SET PROBLEM —
Your answer should be one number: the count of lines in these entries that hold the word "bien".
* Begin RECORDS FOR THIS EXERCISE *
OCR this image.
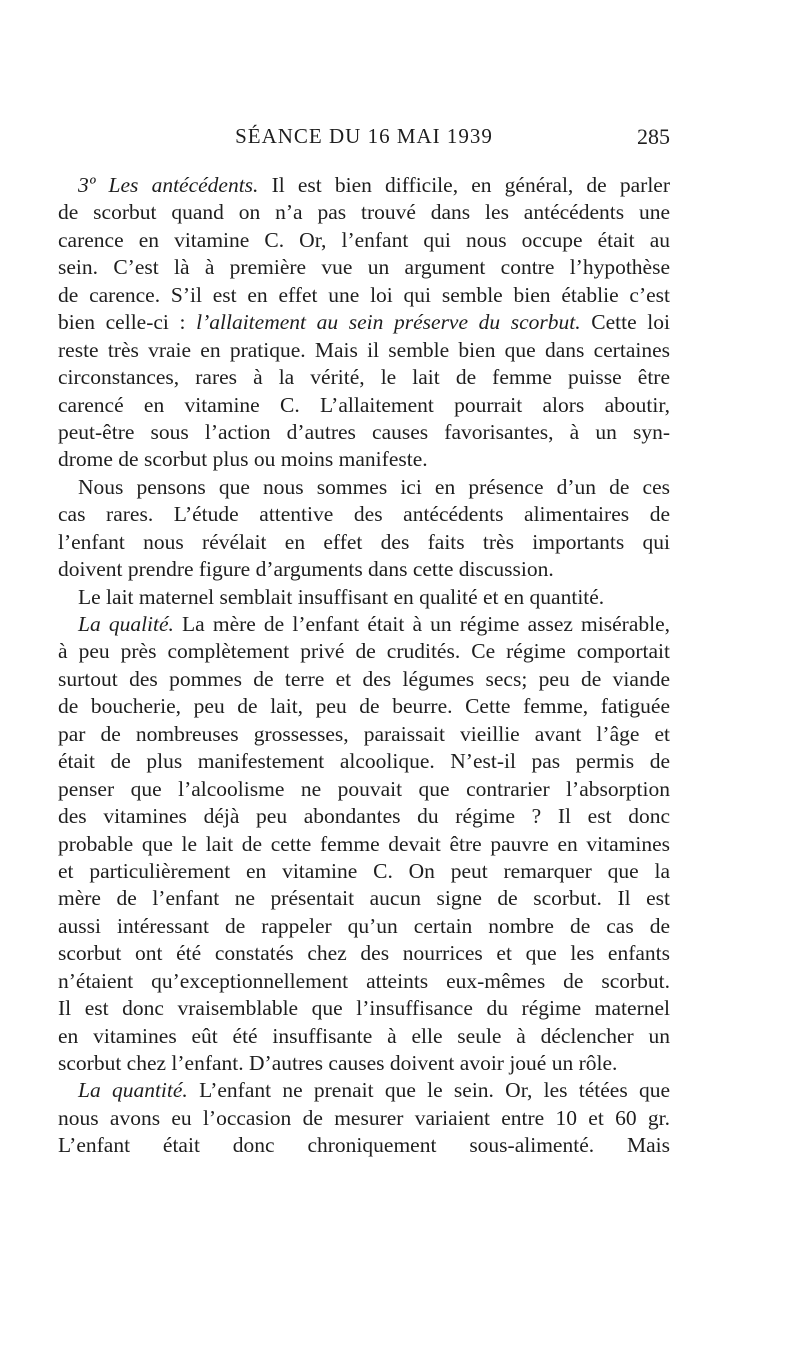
SÉANCE DU 16 MAI 1939	285
3º Les antécédents. Il est bien difficile, en général, de parler
de scorbut quand on n’a pas trouvé dans les antécédents une
carence en vitamine C. Or, l’enfant qui nous occupe était au
sein. C’est là à première vue un argument contre l’hypothèse
de carence. S’il est en effet une loi qui semble bien établie c’est
bien celle-ci : l’allaitement au sein préserve du scorbut. Cette loi
reste très vraie en pratique. Mais il semble bien que dans certaines
circonstances, rares à la vérité, le lait de femme puisse être
carencé en vitamine C. L’allaitement pourrait alors aboutir,
peut-être sous l’action d’autres causes favorisantes, à un syn-
drome de scorbut plus ou moins manifeste.
Nous pensons que nous sommes ici en présence d’un de ces
cas rares. L’étude attentive des antécédents alimentaires de
l’enfant nous révélait en effet des faits très importants qui
doivent prendre figure d’arguments dans cette discussion.
Le lait maternel semblait insuffisant en qualité et en quantité.
La qualité. La mère de l’enfant était à un régime assez misérable,
à peu près complètement privé de crudités. Ce régime comportait
surtout des pommes de terre et des légumes secs; peu de viande
de boucherie, peu de lait, peu de beurre. Cette femme, fatiguée
par de nombreuses grossesses, paraissait vieillie avant l’âge et
était de plus manifestement alcoolique. N’est-il pas permis de
penser que l’alcoolisme ne pouvait que contrarier l’absorption
des vitamines déjà peu abondantes du régime ? Il est donc
probable que le lait de cette femme devait être pauvre en vitamines
et particulièrement en vitamine C. On peut remarquer que la
mère de l’enfant ne présentait aucun signe de scorbut. Il est
aussi intéressant de rappeler qu’un certain nombre de cas de
scorbut ont été constatés chez des nourrices et que les enfants
n’étaient qu’exceptionnellement atteints eux-mêmes de scorbut.
Il est donc vraisemblable que l’insuffisance du régime maternel
en vitamines eût été insuffisante à elle seule à déclencher un
scorbut chez l’enfant. D’autres causes doivent avoir joué un rôle.
La quantité. L’enfant ne prenait que le sein. Or, les tétées que
nous avons eu l’occasion de mesurer variaient entre 10 et 60 gr.
L’enfant était donc chroniquement sous-alimenté. Mais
* End RECORDS FOR THIS EXERCISE *
TASK SOLUTION —
4